**DATA ROWS:**
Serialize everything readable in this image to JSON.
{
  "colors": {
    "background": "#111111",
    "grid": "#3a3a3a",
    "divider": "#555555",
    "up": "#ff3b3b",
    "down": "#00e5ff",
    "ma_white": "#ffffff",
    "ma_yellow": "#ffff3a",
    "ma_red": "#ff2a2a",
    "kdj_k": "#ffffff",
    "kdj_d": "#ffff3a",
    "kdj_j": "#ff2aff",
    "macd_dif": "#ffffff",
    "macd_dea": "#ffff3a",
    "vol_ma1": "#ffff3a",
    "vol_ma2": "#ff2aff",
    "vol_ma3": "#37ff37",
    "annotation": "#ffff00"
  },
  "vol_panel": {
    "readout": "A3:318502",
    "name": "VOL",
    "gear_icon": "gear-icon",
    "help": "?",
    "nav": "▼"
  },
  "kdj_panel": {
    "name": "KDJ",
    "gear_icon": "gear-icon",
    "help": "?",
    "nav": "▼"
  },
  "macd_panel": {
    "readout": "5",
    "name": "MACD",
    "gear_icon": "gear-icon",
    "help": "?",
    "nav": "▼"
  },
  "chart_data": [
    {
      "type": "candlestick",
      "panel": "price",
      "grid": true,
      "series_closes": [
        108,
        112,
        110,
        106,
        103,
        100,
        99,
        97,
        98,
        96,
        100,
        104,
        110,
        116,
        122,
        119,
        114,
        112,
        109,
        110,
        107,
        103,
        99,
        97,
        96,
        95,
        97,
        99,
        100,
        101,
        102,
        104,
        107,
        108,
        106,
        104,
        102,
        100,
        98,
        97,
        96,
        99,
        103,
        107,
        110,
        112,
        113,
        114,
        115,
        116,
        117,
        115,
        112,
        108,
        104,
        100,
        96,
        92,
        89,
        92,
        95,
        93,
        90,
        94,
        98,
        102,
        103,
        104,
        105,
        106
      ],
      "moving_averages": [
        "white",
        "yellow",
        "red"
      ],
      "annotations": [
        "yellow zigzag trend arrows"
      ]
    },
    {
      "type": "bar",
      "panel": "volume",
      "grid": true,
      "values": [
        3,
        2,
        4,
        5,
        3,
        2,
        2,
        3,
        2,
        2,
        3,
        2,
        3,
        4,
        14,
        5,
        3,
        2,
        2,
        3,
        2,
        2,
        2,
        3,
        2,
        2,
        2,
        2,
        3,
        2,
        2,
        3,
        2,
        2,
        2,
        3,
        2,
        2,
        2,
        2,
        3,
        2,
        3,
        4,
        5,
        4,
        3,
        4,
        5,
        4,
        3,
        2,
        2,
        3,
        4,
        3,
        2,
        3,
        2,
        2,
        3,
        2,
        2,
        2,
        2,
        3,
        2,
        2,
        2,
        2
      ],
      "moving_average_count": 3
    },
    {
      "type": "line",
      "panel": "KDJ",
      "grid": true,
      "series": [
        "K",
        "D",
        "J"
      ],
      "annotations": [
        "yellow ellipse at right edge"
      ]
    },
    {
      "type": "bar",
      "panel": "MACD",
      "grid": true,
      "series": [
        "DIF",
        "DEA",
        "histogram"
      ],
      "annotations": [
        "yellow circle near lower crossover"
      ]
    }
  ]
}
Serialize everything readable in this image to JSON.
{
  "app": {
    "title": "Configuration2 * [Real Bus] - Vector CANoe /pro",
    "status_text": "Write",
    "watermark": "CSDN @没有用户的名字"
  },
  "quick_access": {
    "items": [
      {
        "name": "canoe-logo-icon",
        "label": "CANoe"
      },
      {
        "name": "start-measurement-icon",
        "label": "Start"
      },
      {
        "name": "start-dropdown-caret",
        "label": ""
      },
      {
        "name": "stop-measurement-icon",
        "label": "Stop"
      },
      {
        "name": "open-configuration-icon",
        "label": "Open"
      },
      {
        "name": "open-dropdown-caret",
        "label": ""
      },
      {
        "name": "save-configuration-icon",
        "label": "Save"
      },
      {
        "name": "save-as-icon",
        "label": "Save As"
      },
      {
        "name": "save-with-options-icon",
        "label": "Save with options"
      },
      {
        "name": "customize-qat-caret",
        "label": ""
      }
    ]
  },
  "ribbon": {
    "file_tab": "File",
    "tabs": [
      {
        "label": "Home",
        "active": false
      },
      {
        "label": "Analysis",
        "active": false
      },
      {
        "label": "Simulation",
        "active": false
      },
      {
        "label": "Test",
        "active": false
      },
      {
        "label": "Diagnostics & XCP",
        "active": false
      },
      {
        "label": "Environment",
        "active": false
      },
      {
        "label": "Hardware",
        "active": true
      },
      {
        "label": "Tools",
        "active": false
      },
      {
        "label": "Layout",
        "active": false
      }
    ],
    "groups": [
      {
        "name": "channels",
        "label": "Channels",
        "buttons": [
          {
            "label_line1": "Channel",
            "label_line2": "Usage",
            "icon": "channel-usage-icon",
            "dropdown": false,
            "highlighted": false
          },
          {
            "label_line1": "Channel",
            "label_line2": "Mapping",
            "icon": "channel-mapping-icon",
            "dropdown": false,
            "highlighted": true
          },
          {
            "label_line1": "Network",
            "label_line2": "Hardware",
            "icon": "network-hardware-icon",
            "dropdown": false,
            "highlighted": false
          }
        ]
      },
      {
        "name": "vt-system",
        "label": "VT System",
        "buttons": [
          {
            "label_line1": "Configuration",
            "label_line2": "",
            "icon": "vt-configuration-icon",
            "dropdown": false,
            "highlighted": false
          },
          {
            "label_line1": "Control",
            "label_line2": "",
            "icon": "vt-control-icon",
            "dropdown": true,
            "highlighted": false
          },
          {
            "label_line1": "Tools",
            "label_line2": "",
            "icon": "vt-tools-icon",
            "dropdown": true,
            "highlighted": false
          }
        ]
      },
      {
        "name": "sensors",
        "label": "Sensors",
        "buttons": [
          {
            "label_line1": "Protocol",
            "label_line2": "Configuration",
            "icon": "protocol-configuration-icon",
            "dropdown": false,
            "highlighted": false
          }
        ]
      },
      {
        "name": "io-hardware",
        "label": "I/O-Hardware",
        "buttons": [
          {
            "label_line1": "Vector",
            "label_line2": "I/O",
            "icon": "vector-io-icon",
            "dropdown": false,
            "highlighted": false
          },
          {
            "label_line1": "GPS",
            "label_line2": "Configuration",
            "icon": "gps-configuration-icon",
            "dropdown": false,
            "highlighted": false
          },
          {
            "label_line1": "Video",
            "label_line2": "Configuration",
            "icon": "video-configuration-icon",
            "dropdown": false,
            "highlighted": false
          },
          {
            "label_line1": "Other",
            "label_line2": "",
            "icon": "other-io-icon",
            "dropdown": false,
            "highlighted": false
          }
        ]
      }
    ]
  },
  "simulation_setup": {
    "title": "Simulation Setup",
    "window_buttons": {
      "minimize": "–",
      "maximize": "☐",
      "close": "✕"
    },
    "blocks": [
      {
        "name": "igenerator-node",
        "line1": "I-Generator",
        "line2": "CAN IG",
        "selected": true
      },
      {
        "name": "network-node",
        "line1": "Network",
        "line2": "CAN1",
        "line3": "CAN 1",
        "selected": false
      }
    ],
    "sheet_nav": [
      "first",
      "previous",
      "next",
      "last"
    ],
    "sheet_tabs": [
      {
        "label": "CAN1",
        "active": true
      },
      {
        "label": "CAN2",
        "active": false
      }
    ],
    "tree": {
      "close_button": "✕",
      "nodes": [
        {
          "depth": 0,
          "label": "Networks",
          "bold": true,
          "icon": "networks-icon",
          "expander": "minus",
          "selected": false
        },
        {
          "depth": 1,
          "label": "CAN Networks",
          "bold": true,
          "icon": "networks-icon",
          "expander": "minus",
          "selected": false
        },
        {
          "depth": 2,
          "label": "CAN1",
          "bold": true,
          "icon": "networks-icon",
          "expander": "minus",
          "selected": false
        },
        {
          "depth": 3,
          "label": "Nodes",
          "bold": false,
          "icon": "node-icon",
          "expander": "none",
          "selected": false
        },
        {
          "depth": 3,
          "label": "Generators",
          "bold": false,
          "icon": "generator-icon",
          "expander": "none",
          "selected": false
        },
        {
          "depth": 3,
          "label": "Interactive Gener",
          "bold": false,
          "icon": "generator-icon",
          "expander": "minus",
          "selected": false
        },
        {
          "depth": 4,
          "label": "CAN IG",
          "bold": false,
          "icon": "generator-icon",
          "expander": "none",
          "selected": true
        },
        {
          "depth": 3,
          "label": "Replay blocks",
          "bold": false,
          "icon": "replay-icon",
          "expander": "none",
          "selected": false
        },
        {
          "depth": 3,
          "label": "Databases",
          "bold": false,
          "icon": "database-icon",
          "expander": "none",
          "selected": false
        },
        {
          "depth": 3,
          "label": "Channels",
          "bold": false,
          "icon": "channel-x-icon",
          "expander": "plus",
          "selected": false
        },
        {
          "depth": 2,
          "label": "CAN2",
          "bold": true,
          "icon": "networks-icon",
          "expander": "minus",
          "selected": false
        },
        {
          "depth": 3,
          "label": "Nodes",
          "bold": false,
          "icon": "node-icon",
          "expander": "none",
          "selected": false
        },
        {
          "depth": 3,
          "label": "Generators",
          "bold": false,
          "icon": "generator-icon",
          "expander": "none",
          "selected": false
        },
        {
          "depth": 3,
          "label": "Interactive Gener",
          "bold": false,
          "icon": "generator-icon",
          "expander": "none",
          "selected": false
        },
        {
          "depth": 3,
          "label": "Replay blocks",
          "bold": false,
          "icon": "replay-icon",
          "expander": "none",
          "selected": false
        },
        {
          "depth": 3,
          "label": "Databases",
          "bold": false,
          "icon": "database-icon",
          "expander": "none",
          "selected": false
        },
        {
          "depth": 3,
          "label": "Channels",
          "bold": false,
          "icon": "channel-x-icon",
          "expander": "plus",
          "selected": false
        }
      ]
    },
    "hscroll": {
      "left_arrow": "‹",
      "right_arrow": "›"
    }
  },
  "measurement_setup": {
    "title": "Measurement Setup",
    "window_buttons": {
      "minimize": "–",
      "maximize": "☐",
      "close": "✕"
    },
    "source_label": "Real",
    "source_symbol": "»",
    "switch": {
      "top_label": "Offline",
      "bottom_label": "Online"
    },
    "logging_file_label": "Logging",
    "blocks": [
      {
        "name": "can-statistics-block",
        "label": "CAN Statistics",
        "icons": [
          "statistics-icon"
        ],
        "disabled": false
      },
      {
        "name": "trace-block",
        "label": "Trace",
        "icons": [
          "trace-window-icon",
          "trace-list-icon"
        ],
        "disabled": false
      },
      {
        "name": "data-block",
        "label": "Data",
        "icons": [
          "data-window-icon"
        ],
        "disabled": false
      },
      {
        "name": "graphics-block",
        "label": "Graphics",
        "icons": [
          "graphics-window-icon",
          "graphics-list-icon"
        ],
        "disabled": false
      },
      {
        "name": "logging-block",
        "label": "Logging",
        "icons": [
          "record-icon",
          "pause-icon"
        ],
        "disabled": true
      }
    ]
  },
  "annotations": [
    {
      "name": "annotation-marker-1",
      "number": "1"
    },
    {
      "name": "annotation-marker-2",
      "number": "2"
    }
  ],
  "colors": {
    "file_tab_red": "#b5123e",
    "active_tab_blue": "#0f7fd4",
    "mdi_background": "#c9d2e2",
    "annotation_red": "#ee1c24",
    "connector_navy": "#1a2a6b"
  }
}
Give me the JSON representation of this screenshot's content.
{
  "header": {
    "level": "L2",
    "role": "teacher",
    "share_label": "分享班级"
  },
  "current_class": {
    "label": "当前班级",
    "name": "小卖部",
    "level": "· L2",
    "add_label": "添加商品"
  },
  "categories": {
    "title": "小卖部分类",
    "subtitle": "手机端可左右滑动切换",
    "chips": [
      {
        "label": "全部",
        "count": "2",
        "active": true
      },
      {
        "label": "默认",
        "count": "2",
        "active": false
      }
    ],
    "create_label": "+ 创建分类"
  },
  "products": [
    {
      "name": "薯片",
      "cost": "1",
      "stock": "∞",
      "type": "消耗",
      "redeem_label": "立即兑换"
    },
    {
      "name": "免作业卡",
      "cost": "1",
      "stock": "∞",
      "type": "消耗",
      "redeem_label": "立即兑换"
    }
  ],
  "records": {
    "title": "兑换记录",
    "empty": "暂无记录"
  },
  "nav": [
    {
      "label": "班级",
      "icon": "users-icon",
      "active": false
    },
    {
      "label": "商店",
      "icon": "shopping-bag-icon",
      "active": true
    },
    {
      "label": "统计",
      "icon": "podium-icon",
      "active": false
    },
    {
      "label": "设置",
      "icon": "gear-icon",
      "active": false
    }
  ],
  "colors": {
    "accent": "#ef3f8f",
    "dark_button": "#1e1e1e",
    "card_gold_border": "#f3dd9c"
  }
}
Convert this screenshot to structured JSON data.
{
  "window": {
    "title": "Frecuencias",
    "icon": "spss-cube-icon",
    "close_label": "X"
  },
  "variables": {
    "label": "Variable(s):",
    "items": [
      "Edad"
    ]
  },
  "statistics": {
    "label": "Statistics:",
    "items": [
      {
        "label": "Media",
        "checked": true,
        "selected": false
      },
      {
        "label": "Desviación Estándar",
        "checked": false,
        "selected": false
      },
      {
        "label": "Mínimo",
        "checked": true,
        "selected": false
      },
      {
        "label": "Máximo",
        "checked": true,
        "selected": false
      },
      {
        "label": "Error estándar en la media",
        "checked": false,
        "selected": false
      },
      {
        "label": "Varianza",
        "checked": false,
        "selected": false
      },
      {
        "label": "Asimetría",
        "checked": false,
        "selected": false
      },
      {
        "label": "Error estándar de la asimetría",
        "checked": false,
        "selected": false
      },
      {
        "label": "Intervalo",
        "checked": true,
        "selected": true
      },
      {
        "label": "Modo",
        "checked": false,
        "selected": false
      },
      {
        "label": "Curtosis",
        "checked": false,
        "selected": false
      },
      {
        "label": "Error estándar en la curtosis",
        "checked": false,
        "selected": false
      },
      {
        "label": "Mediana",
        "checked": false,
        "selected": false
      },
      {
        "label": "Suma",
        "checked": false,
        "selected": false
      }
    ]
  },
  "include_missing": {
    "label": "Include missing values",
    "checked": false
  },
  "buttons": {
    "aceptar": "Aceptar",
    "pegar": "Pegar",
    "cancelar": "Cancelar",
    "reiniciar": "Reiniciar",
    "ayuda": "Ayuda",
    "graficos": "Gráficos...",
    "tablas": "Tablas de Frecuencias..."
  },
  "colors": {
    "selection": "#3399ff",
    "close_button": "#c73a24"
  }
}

**WRITTEN REQUEST:** Copy each line in the data that holds the word "ffffff".

**EXERCISE RESPONSE:**
    "ma_white": "#ffffff",
    "kdj_k": "#ffffff",
    "macd_dif": "#ffffff",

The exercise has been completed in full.